▶ **DO THIS**
Pull out every line with the word "Only".

▶ **ENTRIES**

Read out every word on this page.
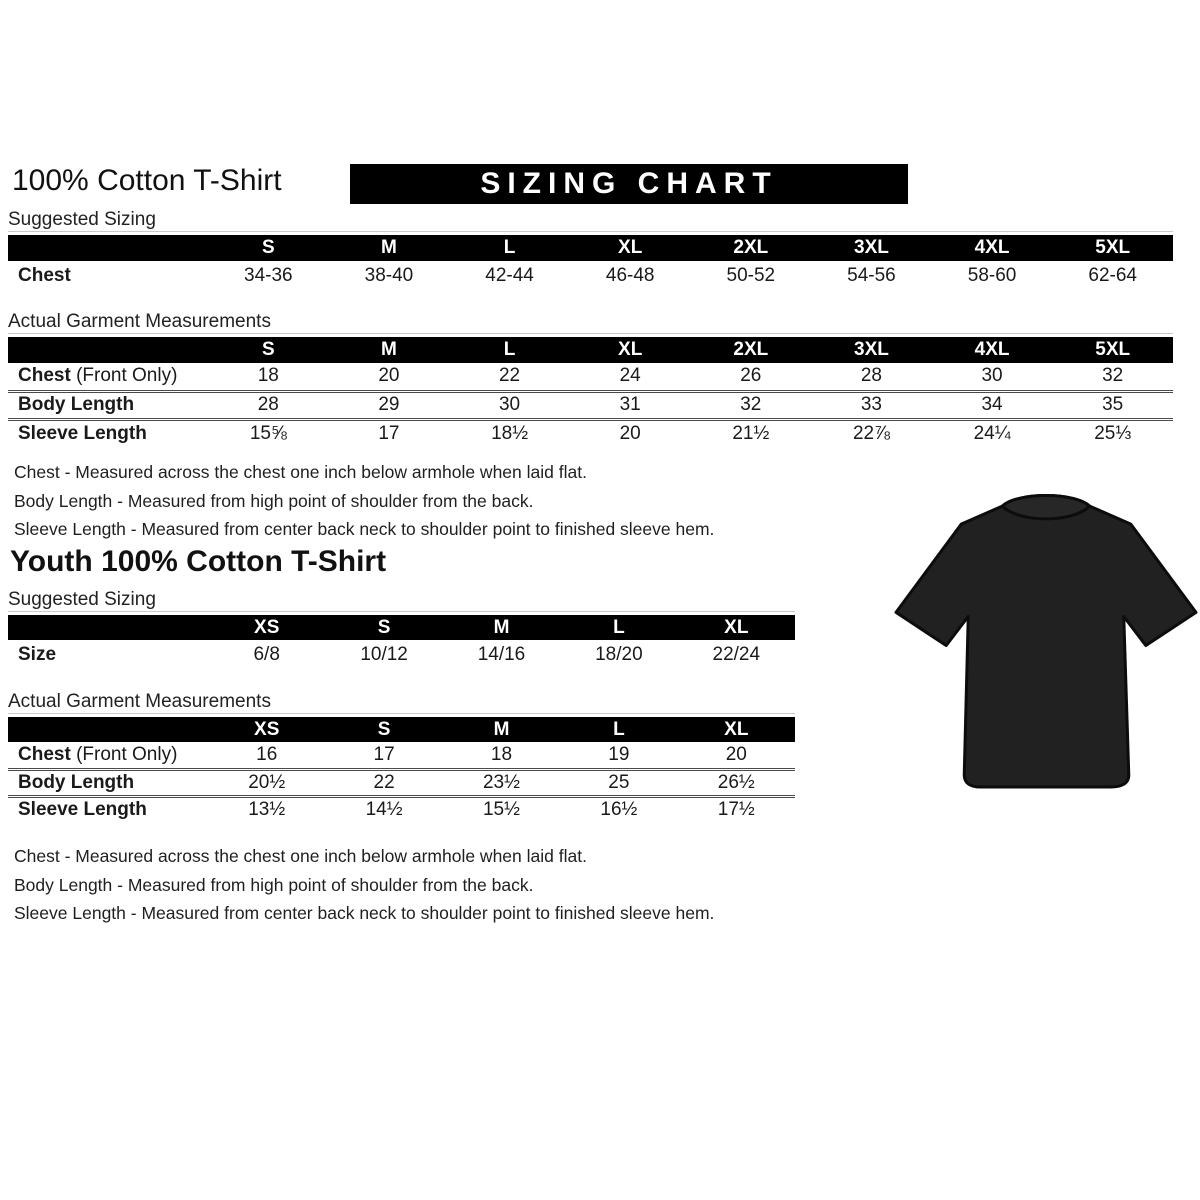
100% Cotton T-Shirt	SIZING CHART
Suggested Sizing
	S	M	L	XL	2XL	3XL	4XL	5XL
Chest	34-36	38-40	42-44	46-48	50-52	54-56	58-60	62-64
Actual Garment Measurements
	S	M	L	XL	2XL	3XL	4XL	5XL
Chest (Front Only)	18	20	22	24	26	28	30	32
Body Length	28	29	30	31	32	33	34	35
Sleeve Length	15⅝	17	18½	20	21½	22⅞	24¼	25⅓
Chest - Measured across the chest one inch below armhole when laid flat.
Body Length - Measured from high point of shoulder from the back.
Sleeve Length - Measured from center back neck to shoulder point to finished sleeve hem.
Youth 100% Cotton T-Shirt
Suggested Sizing
	XS	S	M	L	XL
Size	6/8	10/12	14/16	18/20	22/24
Actual Garment Measurements
	XS	S	M	L	XL
Chest (Front Only)	16	17	18	19	20
Body Length	20½	22	23½	25	26½
Sleeve Length	13½	14½	15½	16½	17½
Chest - Measured across the chest one inch below armhole when laid flat.
Body Length - Measured from high point of shoulder from the back.
Sleeve Length - Measured from center back neck to shoulder point to finished sleeve hem.
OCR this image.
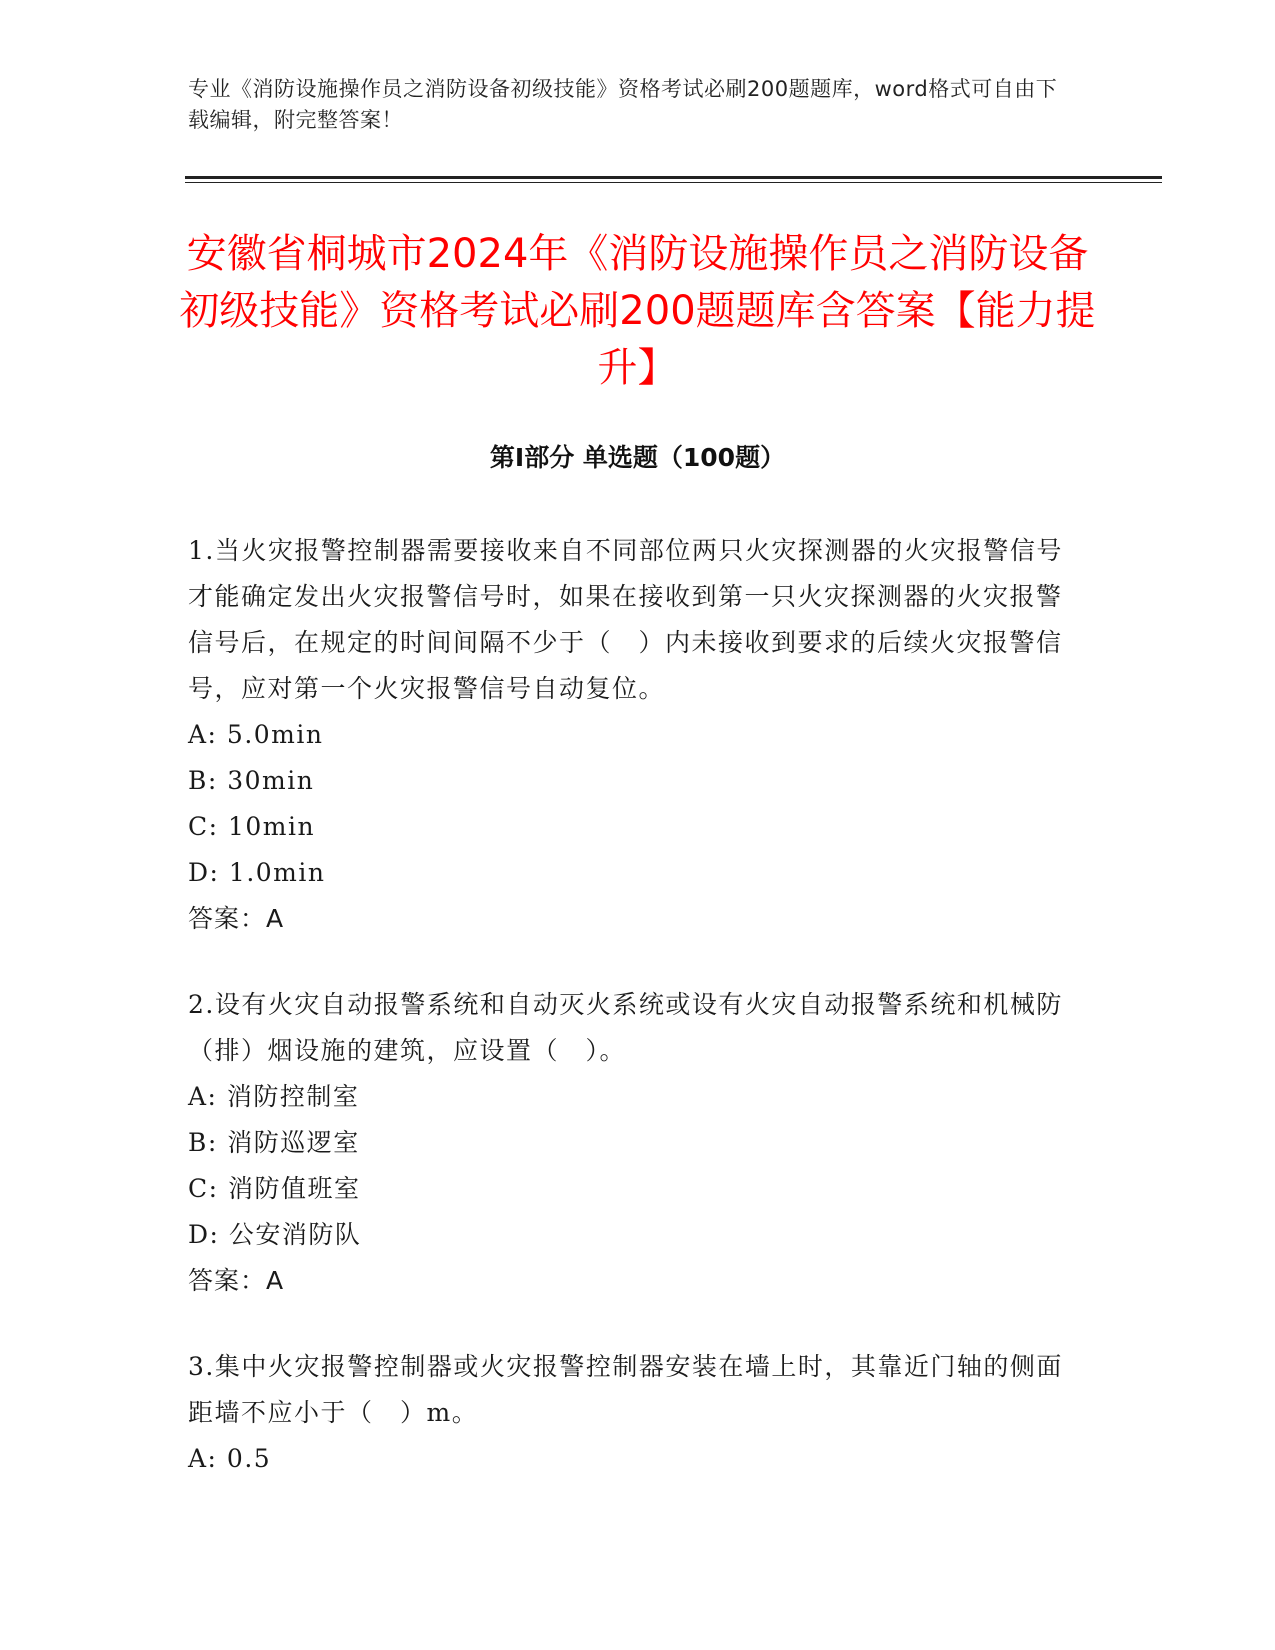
专业《消防设施操作员之消防设备初级技能》资格考试必刷200题题库，word格式可自由下载编辑，附完整答案！
安徽省桐城市2024年《消防设施操作员之消防设备初级技能》资格考试必刷200题题库含答案【能力提升】
第I部分 单选题（100题）

1.当火灾报警控制器需要接收来自不同部位两只火灾探测器的火灾报警信号才能确定发出火灾报警信号时，如果在接收到第一只火灾探测器的火灾报警信号后，在规定的时间间隔不少于（　）内未接收到要求的后续火灾报警信号，应对第一个火灾报警信号自动复位。

A: 5.0min

B: 30min

C: 10min

D: 1.0min

答案：A

2.设有火灾自动报警系统和自动灭火系统或设有火灾自动报警系统和机械防（排）烟设施的建筑，应设置（　）。

A: 消防控制室

B: 消防巡逻室

C: 消防值班室

D: 公安消防队

答案：A

3.集中火灾报警控制器或火灾报警控制器安装在墙上时，其靠近门轴的侧面距墙不应小于（　）m。

A: 0.5
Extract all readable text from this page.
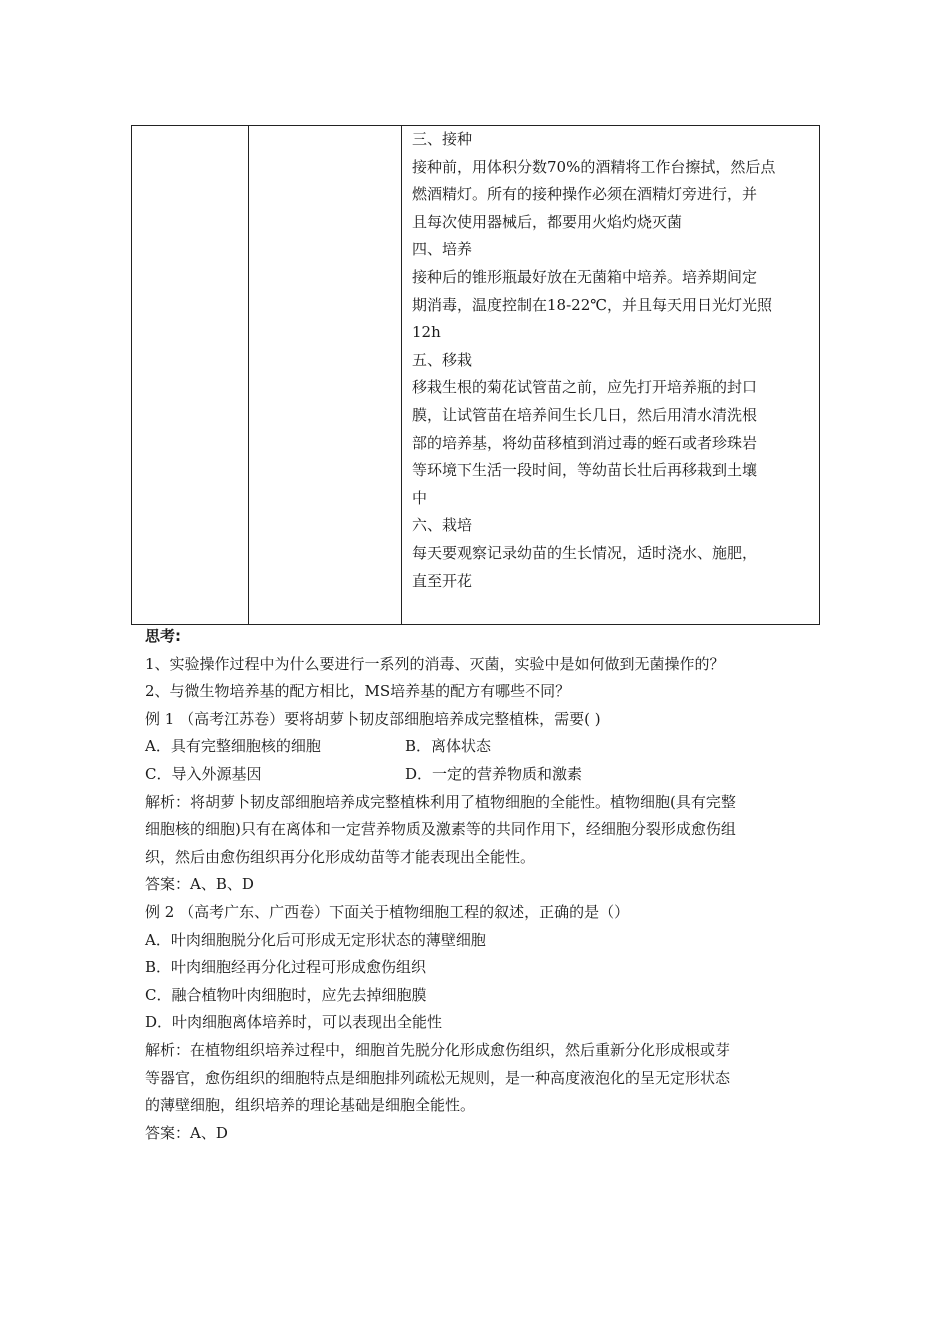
三、接种

接种前，用体积分数70%的酒精将工作台擦拭，然后点

燃酒精灯。所有的接种操作必须在酒精灯旁进行，并

且每次使用器械后，都要用火焰灼烧灭菌

四、培养

接种后的锥形瓶最好放在无菌箱中培养。培养期间定

期消毒，温度控制在18-22℃，并且每天用日光灯光照

12h

五、移栽

移栽生根的菊花试管苗之前，应先打开培养瓶的封口

膜，让试管苗在培养间生长几日，然后用清水清洗根

部的培养基，将幼苗移植到消过毒的蛭石或者珍珠岩

等环境下生活一段时间，等幼苗长壮后再移栽到土壤

中

六、栽培

每天要观察记录幼苗的生长情况，适时浇水、施肥，

直至开花

思考:

1、实验操作过程中为什么要进行一系列的消毒、灭菌，实验中是如何做到无菌操作的？

2、与微生物培养基的配方相比，MS培养基的配方有哪些不同？

例 1 （高考江苏卷）要将胡萝卜韧皮部细胞培养成完整植株，需要( )

A．具有完整细胞核的细胞	B．离体状态
C．导入外源基因	D．一定的营养物质和激素

解析：将胡萝卜韧皮部细胞培养成完整植株利用了植物细胞的全能性。植物细胞(具有完整

细胞核的细胞)只有在离体和一定营养物质及激素等的共同作用下，经细胞分裂形成愈伤组

织，然后由愈伤组织再分化形成幼苗等才能表现出全能性。

答案：A、B、D

例 2 （高考广东、广西卷）下面关于植物细胞工程的叙述，正确的是（）

A．叶肉细胞脱分化后可形成无定形状态的薄壁细胞

B．叶肉细胞经再分化过程可形成愈伤组织

C．融合植物叶肉细胞时，应先去掉细胞膜

D．叶肉细胞离体培养时，可以表现出全能性

解析：在植物组织培养过程中，细胞首先脱分化形成愈伤组织，然后重新分化形成根或芽

等器官，愈伤组织的细胞特点是细胞排列疏松无规则，是一种高度液泡化的呈无定形状态

的薄壁细胞，组织培养的理论基础是细胞全能性。

答案：A、D
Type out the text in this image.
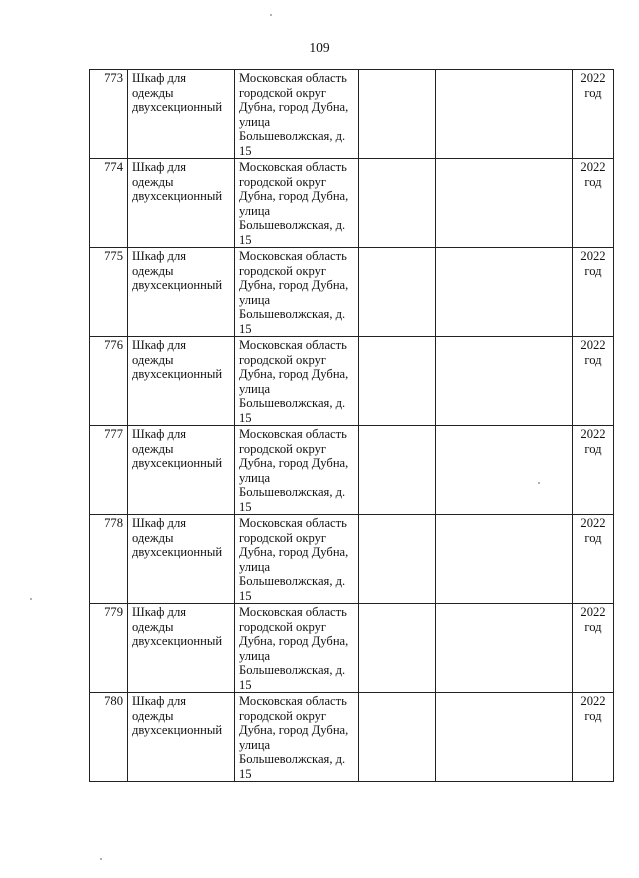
109
773	Шкаф для одежды двухсекционный	Московская область городской округ Дубна, город Дубна, улица Большеволжская, д. 15			2022
год

774	Шкаф для одежды двухсекционный	Московская область городской округ Дубна, город Дубна, улица Большеволжская, д. 15			2022
год

775	Шкаф для одежды двухсекционный	Московская область городской округ Дубна, город Дубна, улица Большеволжская, д. 15			2022
год

776	Шкаф для одежды двухсекционный	Московская область городской округ Дубна, город Дубна, улица Большеволжская, д. 15			2022
год

777	Шкаф для одежды двухсекционный	Московская область городской округ Дубна, город Дубна, улица Большеволжская, д. 15			2022
год

778	Шкаф для одежды двухсекционный	Московская область городской округ Дубна, город Дубна, улица Большеволжская, д. 15			2022
год

779	Шкаф для одежды двухсекционный	Московская область городской округ Дубна, город Дубна, улица Большеволжская, д. 15			2022
год

780	Шкаф для одежды двухсекционный	Московская область городской округ Дубна, город Дубна, улица Большеволжская, д. 15			2022
год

▶ **COMPLETED TASK**
Chest (Front Only)	18	20	22	24	26	28	30	32
Chest (Front Only)	16	17	18	19	20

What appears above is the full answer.